[start EXERCISE INPUT]

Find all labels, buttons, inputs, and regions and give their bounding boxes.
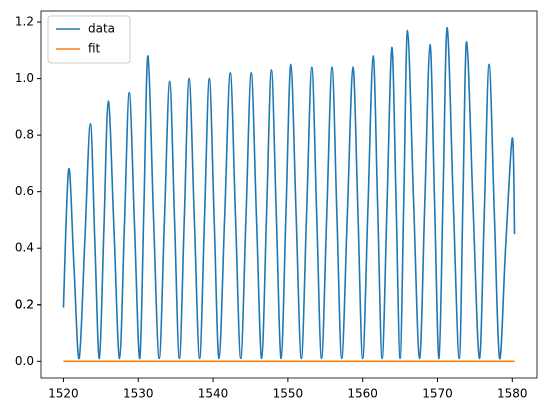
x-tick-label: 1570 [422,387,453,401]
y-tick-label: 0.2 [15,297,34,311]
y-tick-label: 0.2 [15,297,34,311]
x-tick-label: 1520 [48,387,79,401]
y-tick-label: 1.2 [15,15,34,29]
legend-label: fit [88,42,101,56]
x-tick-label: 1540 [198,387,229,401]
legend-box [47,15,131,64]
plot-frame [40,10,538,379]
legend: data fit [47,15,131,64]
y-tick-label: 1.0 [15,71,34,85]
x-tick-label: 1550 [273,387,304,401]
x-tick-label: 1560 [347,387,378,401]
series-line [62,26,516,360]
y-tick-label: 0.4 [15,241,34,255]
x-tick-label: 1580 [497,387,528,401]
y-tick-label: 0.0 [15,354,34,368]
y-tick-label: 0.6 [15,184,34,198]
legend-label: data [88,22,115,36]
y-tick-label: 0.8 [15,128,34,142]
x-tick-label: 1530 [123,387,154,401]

[end EXERCISE INPUT]
[start EXERCISE INPUT]

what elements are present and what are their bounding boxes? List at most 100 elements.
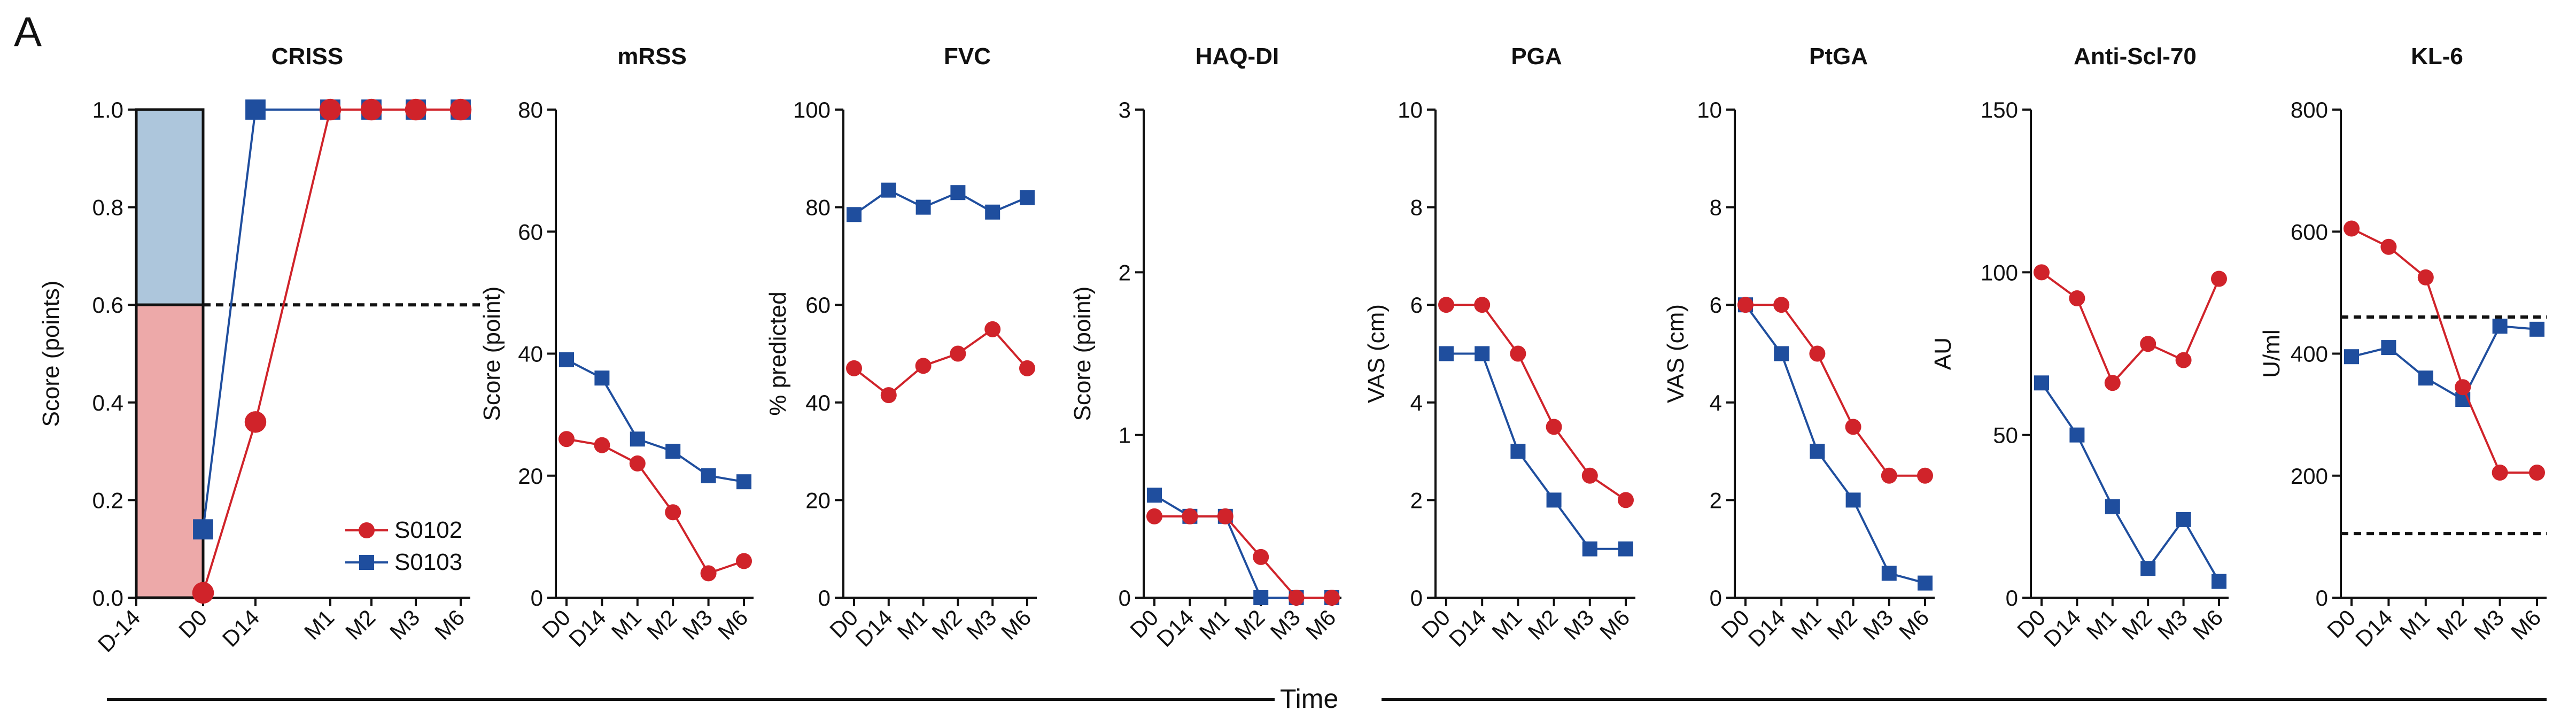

[end EXERCISE INPUT]

PROBLEM DETAILS:
Write out the rows starting at the line that contains "Find all labels, buttons, inputs, and" and ending after the line that contains "y-tick-label: 1.2 [15,15,34,29]", both lines included. Leave the pictures out.

REPLY:
Find all labels, buttons, inputs, and regions and give their bounding boxes.
x-tick-label: 1570 [422,387,453,401]
y-tick-label: 0.2 [15,297,34,311]
y-tick-label: 0.2 [15,297,34,311]
x-tick-label: 1520 [48,387,79,401]
y-tick-label: 1.2 [15,15,34,29]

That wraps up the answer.